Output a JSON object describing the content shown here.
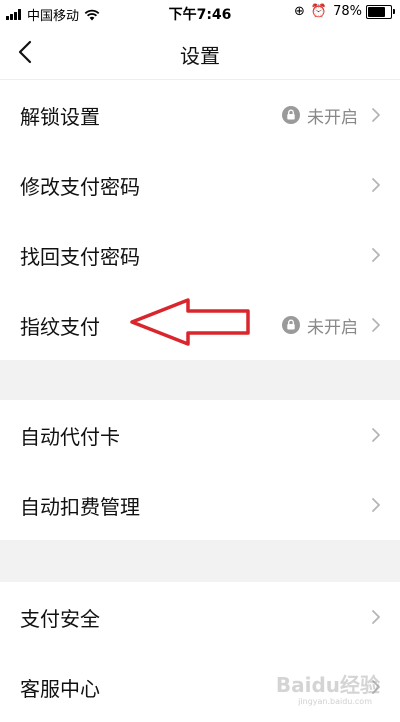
{
  "status_bar": {
    "carrier": "中国移动",
    "time": "下午7:46",
    "battery_percent": "78%",
    "battery_level": 0.78
  },
  "nav": {
    "title": "设置"
  },
  "sections": [
    {
      "rows": [
        {
          "label": "解锁设置",
          "status": "未开启"
        },
        {
          "label": "修改支付密码"
        },
        {
          "label": "找回支付密码"
        },
        {
          "label": "指纹支付",
          "status": "未开启"
        }
      ]
    },
    {
      "rows": [
        {
          "label": "自动代付卡"
        },
        {
          "label": "自动扣费管理"
        }
      ]
    },
    {
      "rows": [
        {
          "label": "支付安全"
        },
        {
          "label": "客服中心"
        }
      ]
    }
  ],
  "colors": {
    "annotation_arrow": "#d9262c",
    "section_gap": "#f2f2f2",
    "secondary_text": "#888888"
  },
  "watermark": {
    "text": "Baidu经验",
    "url_text": "jingyan.baidu.com"
  }
}
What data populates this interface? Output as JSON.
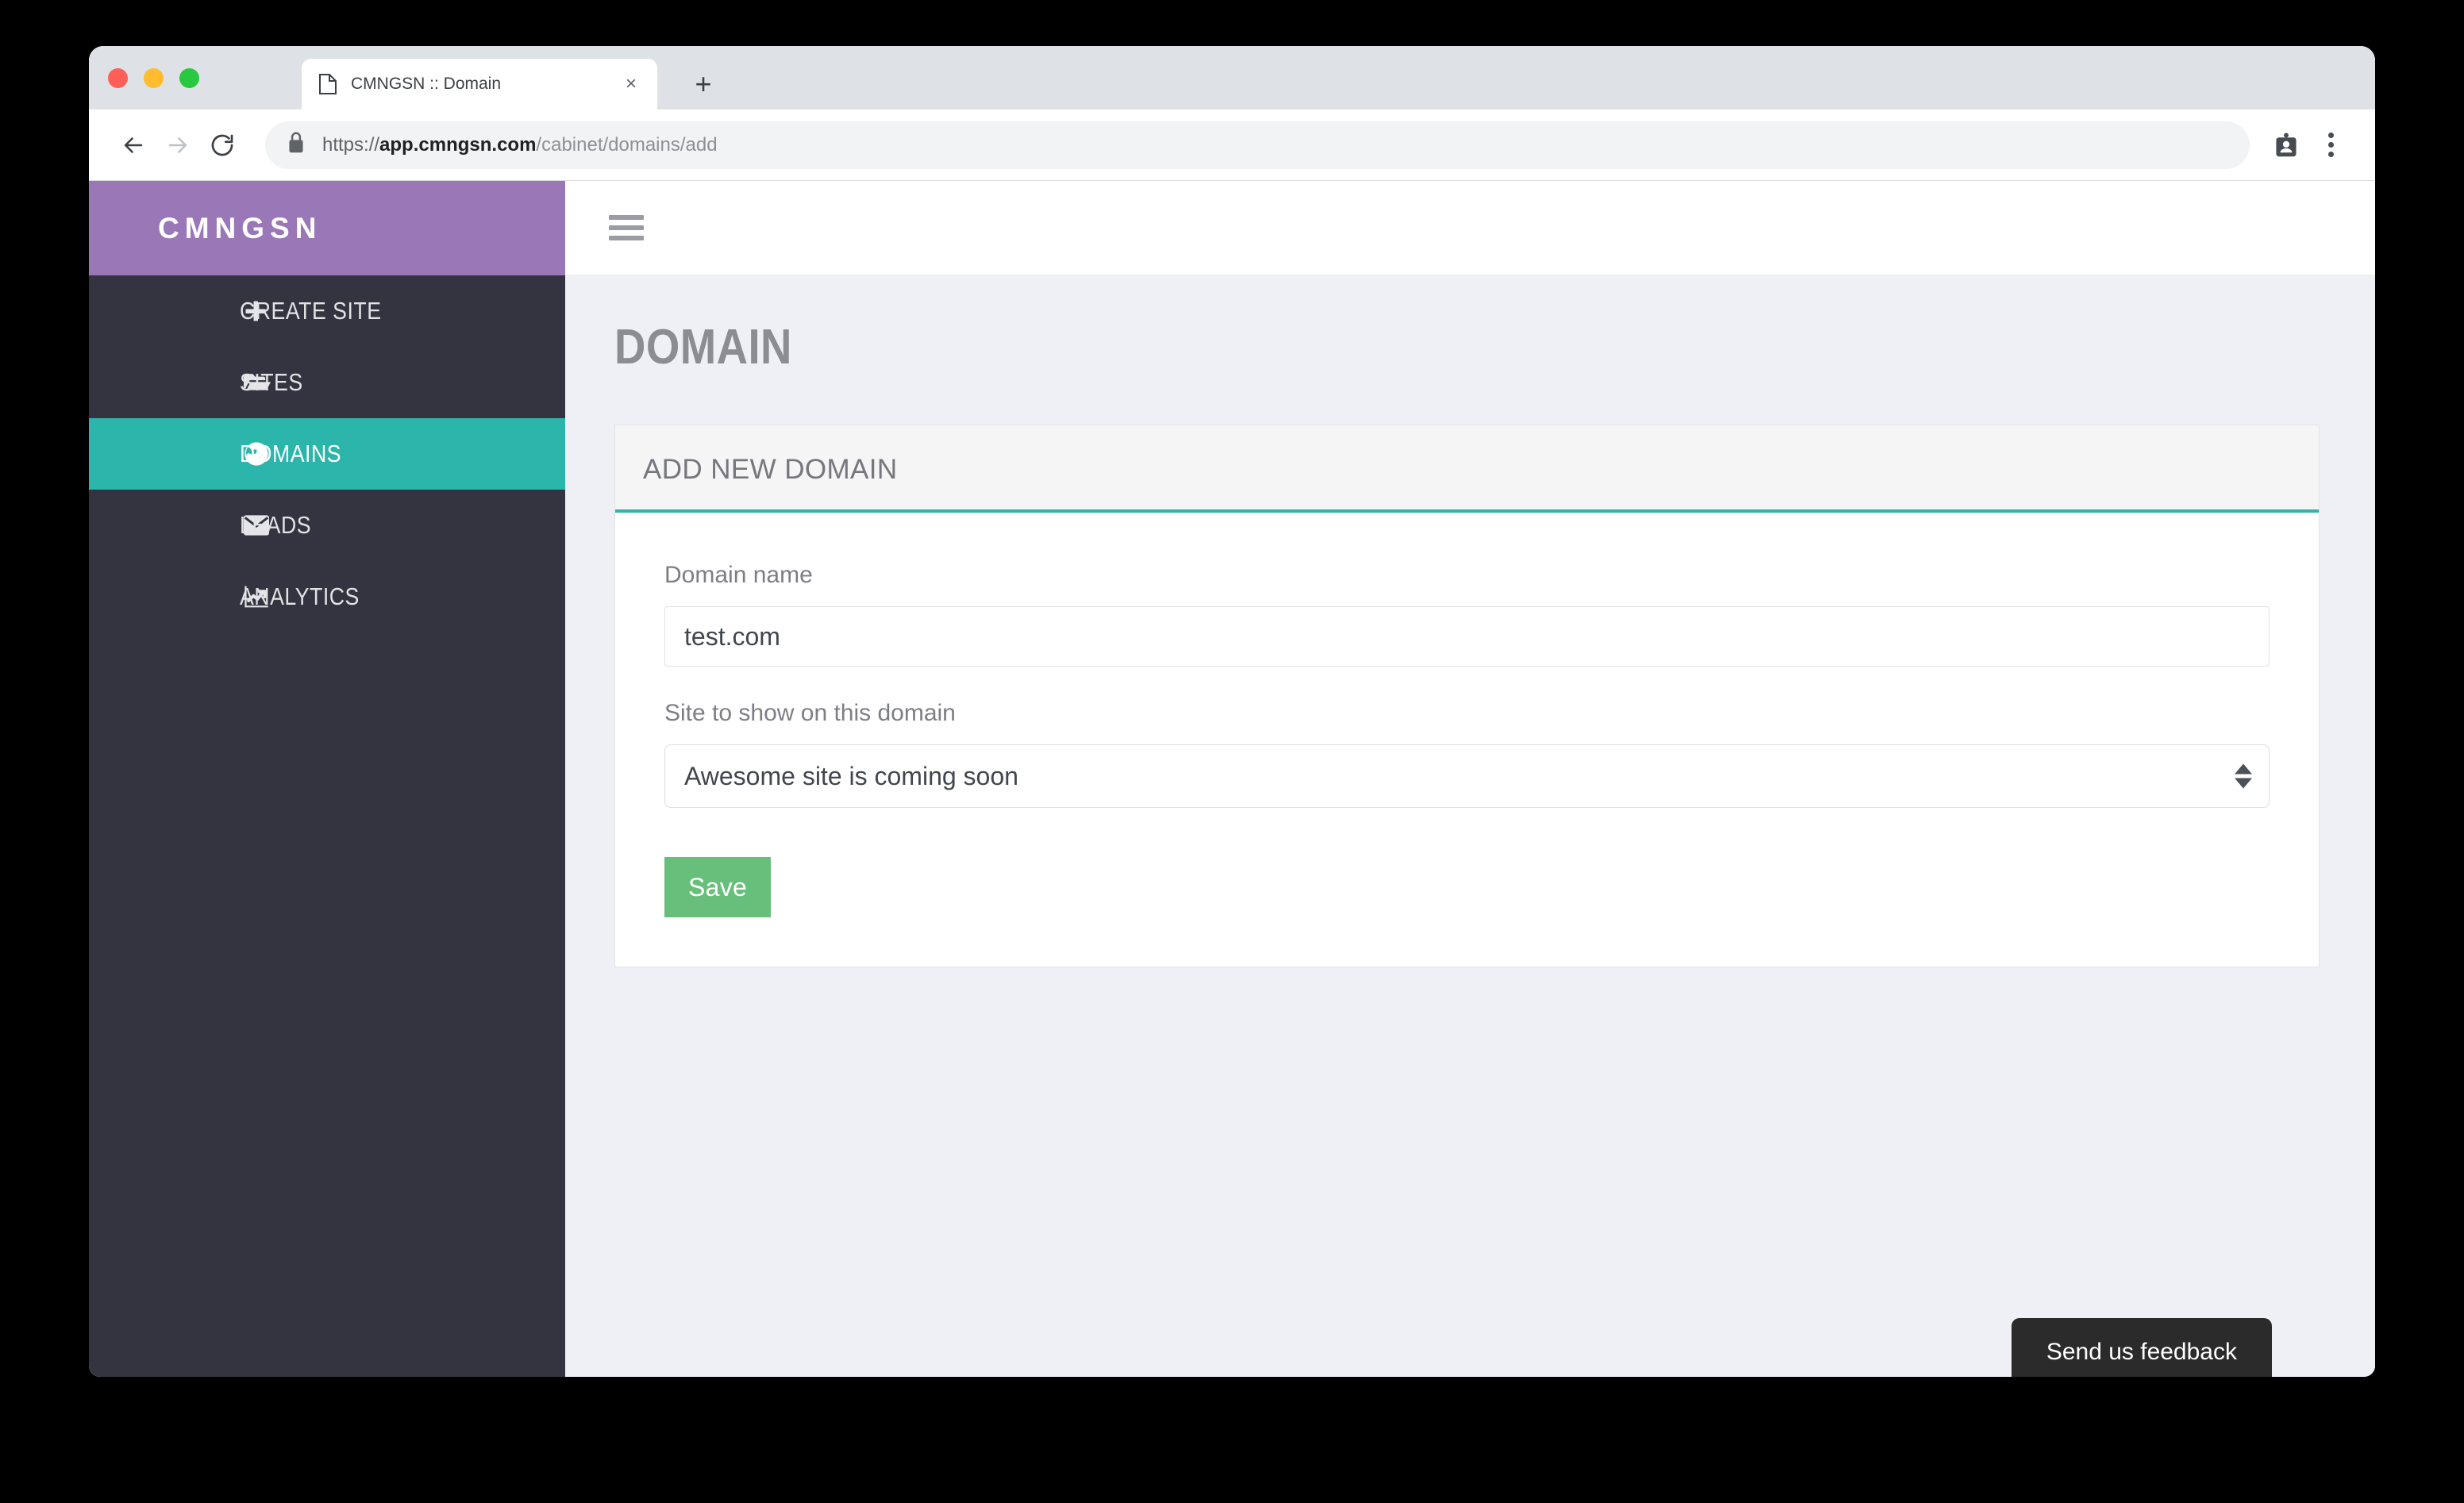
{
  "browser": {
    "tab": {
      "title": "CMNGSN :: Domain",
      "favicon": "document-icon",
      "close_label": "×"
    },
    "new_tab_label": "+",
    "nav": {
      "back_icon": "arrow-left-icon",
      "forward_icon": "arrow-right-icon",
      "reload_icon": "reload-icon"
    },
    "omnibox": {
      "lock_icon": "lock-icon",
      "url_scheme": "https://",
      "url_host": "app.cmngsn.com",
      "url_path": "/cabinet/domains/add",
      "full_url": "https://app.cmngsn.com/cabinet/domains/add"
    },
    "profile_icon": "contact-card-icon",
    "menu_icon": "kebab-menu-icon"
  },
  "sidebar": {
    "brand": "CMNGSN",
    "items": [
      {
        "label": "Create site",
        "icon": "plus-icon",
        "active": false
      },
      {
        "label": "Sites",
        "icon": "folder-open-icon",
        "active": false
      },
      {
        "label": "Domains",
        "icon": "globe-icon",
        "active": true
      },
      {
        "label": "Leads",
        "icon": "envelope-icon",
        "active": false
      },
      {
        "label": "Analytics",
        "icon": "line-chart-icon",
        "active": false
      }
    ]
  },
  "topbar": {
    "menu_toggle_icon": "hamburger-icon"
  },
  "main": {
    "page_title": "Domain",
    "panel": {
      "title": "Add new domain",
      "fields": {
        "domain_name": {
          "label": "Domain name",
          "value": "test.com",
          "placeholder": ""
        },
        "site_to_show": {
          "label": "Site to show on this domain",
          "value": "Awesome site is coming soon",
          "options": [
            "Awesome site is coming soon"
          ]
        }
      },
      "save_label": "Save"
    },
    "feedback_label": "Send us feedback"
  },
  "colors": {
    "brand_purple": "#9a78b8",
    "accent_teal": "#2cb5aa",
    "sidebar_dark": "#343440",
    "save_green": "#68bf7c",
    "page_bg": "#eff0f5",
    "panel_head_bg": "#f5f5f6",
    "feedback_bg": "#2b2b2b"
  }
}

• **WHAT IS BEING ASKED**
Extract the entries in full, exactly as they are, minus the pictures.

• **OUTPUT BELOW**
Output a JSON object describing the content shown here.
{
  "status_bar": {
    "carrier": "中国移动",
    "time": "下午7:46",
    "battery_percent": "78%",
    "battery_level": 0.78
  },
  "nav": {
    "title": "设置"
  },
  "sections": [
    {
      "rows": [
        {
          "label": "解锁设置",
          "status": "未开启"
        },
        {
          "label": "修改支付密码"
        },
        {
          "label": "找回支付密码"
        },
        {
          "label": "指纹支付",
          "status": "未开启"
        }
      ]
    },
    {
      "rows": [
        {
          "label": "自动代付卡"
        },
        {
          "label": "自动扣费管理"
        }
      ]
    },
    {
      "rows": [
        {
          "label": "支付安全"
        },
        {
          "label": "客服中心"
        }
      ]
    }
  ],
  "colors": {
    "annotation_arrow": "#d9262c",
    "section_gap": "#f2f2f2",
    "secondary_text": "#888888"
  },
  "watermark": {
    "text": "Baidu经验",
    "url_text": "jingyan.baidu.com"
  }
}
What data populates this interface? Output as JSON.
{
  "browser": {
    "tab": {
      "title": "CMNGSN :: Domain",
      "favicon": "document-icon",
      "close_label": "×"
    },
    "new_tab_label": "+",
    "nav": {
      "back_icon": "arrow-left-icon",
      "forward_icon": "arrow-right-icon",
      "reload_icon": "reload-icon"
    },
    "omnibox": {
      "lock_icon": "lock-icon",
      "url_scheme": "https://",
      "url_host": "app.cmngsn.com",
      "url_path": "/cabinet/domains/add",
      "full_url": "https://app.cmngsn.com/cabinet/domains/add"
    },
    "profile_icon": "contact-card-icon",
    "menu_icon": "kebab-menu-icon"
  },
  "sidebar": {
    "brand": "CMNGSN",
    "items": [
      {
        "label": "Create site",
        "icon": "plus-icon",
        "active": false
      },
      {
        "label": "Sites",
        "icon": "folder-open-icon",
        "active": false
      },
      {
        "label": "Domains",
        "icon": "globe-icon",
        "active": true
      },
      {
        "label": "Leads",
        "icon": "envelope-icon",
        "active": false
      },
      {
        "label": "Analytics",
        "icon": "line-chart-icon",
        "active": false
      }
    ]
  },
  "topbar": {
    "menu_toggle_icon": "hamburger-icon"
  },
  "main": {
    "page_title": "Domain",
    "panel": {
      "title": "Add new domain",
      "fields": {
        "domain_name": {
          "label": "Domain name",
          "value": "test.com",
          "placeholder": ""
        },
        "site_to_show": {
          "label": "Site to show on this domain",
          "value": "Awesome site is coming soon",
          "options": [
            "Awesome site is coming soon"
          ]
        }
      },
      "save_label": "Save"
    },
    "feedback_label": "Send us feedback"
  },
  "colors": {
    "brand_purple": "#9a78b8",
    "accent_teal": "#2cb5aa",
    "sidebar_dark": "#343440",
    "save_green": "#68bf7c",
    "page_bg": "#eff0f5",
    "panel_head_bg": "#f5f5f6",
    "feedback_bg": "#2b2b2b"
  }
}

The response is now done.